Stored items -
● ● ● ●
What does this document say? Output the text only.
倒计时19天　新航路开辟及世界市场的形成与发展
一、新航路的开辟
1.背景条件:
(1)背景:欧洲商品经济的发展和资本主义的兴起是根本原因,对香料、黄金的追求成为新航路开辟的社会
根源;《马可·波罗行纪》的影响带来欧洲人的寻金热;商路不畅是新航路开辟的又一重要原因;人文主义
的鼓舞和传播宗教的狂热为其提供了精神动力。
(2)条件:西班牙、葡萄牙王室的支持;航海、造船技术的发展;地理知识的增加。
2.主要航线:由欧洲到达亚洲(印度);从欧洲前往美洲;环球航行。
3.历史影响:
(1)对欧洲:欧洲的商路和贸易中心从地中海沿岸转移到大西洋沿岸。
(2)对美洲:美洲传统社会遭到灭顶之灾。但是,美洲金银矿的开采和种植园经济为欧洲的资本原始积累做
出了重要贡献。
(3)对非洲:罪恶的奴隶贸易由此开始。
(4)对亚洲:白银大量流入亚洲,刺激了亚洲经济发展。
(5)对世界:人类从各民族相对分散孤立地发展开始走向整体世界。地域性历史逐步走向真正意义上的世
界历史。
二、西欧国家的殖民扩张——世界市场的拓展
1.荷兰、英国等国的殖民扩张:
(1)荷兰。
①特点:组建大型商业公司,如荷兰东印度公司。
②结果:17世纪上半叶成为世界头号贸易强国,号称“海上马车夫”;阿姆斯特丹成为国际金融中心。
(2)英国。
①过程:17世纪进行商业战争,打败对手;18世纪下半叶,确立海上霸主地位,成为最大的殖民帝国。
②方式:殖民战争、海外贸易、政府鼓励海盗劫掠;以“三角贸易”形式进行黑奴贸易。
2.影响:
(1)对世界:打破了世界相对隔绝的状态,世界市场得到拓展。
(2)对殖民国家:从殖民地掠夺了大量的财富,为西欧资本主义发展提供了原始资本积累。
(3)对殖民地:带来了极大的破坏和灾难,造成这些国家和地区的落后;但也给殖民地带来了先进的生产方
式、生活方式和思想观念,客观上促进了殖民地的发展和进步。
● ● ● ●
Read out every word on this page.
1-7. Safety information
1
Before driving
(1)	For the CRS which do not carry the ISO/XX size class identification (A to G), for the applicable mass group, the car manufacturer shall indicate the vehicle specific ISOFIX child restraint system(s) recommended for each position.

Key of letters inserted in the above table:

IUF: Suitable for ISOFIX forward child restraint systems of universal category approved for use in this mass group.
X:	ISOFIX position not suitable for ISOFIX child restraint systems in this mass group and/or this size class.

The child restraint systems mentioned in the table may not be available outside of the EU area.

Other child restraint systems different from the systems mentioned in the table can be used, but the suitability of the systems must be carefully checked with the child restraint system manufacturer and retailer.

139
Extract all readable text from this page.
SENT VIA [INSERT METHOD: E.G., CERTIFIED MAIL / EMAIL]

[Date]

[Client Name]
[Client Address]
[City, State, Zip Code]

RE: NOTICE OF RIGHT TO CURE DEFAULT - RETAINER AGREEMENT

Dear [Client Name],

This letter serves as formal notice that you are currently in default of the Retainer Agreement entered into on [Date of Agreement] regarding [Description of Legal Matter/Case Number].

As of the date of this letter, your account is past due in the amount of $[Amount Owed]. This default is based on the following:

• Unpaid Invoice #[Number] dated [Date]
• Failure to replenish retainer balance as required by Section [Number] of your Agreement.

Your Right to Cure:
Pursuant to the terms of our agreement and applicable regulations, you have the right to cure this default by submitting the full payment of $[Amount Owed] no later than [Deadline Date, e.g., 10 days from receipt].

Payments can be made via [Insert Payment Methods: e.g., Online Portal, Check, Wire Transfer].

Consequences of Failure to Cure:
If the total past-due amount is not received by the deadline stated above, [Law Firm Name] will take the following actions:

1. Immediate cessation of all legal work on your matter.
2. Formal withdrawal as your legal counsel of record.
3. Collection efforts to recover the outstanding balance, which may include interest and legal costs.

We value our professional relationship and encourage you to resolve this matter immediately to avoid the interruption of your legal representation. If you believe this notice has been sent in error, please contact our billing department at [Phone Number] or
● ● ● ●
Filter the records down to the lines that contain the string "from", and copy those lines.

Other child restraint systems different from the systems mentioned in the table can be used, but the suitability of the systems must be carefully checked with the child restraint system manufacturer and retailer.
Extract all readable text from this page.
Pursuant to the terms of our agreement and applicable regulations, you have the right to cure this default by submitting the full payment of $[Amount Owed] no later than [Deadline Date, e.g., 10 days from receipt].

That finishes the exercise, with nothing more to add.